— start of RECORDS FOR THIS TASK —

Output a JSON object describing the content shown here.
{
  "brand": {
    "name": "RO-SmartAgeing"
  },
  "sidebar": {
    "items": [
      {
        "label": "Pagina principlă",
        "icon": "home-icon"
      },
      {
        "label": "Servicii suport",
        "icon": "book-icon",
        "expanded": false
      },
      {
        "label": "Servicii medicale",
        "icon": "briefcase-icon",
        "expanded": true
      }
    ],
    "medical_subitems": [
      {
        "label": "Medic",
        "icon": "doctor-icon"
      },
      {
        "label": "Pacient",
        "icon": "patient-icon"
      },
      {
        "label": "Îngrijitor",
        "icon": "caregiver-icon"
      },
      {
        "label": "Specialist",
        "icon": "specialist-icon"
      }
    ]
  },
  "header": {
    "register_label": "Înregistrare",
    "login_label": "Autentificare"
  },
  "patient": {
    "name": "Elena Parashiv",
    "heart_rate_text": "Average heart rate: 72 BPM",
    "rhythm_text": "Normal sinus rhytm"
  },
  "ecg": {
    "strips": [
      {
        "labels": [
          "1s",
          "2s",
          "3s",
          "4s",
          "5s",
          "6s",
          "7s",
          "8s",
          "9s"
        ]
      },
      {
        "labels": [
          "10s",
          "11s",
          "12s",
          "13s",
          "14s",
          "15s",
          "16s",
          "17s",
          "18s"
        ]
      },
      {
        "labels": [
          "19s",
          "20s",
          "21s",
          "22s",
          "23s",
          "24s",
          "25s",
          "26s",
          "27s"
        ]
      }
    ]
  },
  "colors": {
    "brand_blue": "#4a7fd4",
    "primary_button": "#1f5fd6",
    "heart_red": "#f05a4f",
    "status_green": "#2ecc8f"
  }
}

— end of RECORDS FOR THIS TASK —

◆ GIVEN PROBLEM ◆
Set down the entries verbatim, leaving none out.

◆ ANSWER TO THE PROBLEM ◆
Output a JSON object describing the content shown here.
{
  "brand": {
    "name": "RO-SmartAgeing"
  },
  "sidebar": {
    "items": [
      {
        "label": "Pagina principlă",
        "icon": "home-icon"
      },
      {
        "label": "Servicii suport",
        "icon": "book-icon",
        "expanded": false
      },
      {
        "label": "Servicii medicale",
        "icon": "briefcase-icon",
        "expanded": true
      }
    ],
    "medical_subitems": [
      {
        "label": "Medic",
        "icon": "doctor-icon"
      },
      {
        "label": "Pacient",
        "icon": "patient-icon"
      },
      {
        "label": "Îngrijitor",
        "icon": "caregiver-icon"
      },
      {
        "label": "Specialist",
        "icon": "specialist-icon"
      }
    ]
  },
  "header": {
    "register_label": "Înregistrare",
    "login_label": "Autentificare"
  },
  "patient": {
    "name": "Elena Parashiv",
    "heart_rate_text": "Average heart rate: 72 BPM",
    "rhythm_text": "Normal sinus rhytm"
  },
  "ecg": {
    "strips": [
      {
        "labels": [
          "1s",
          "2s",
          "3s",
          "4s",
          "5s",
          "6s",
          "7s",
          "8s",
          "9s"
        ]
      },
      {
        "labels": [
          "10s",
          "11s",
          "12s",
          "13s",
          "14s",
          "15s",
          "16s",
          "17s",
          "18s"
        ]
      },
      {
        "labels": [
          "19s",
          "20s",
          "21s",
          "22s",
          "23s",
          "24s",
          "25s",
          "26s",
          "27s"
        ]
      }
    ]
  },
  "colors": {
    "brand_blue": "#4a7fd4",
    "primary_button": "#1f5fd6",
    "heart_red": "#f05a4f",
    "status_green": "#2ecc8f"
  }
}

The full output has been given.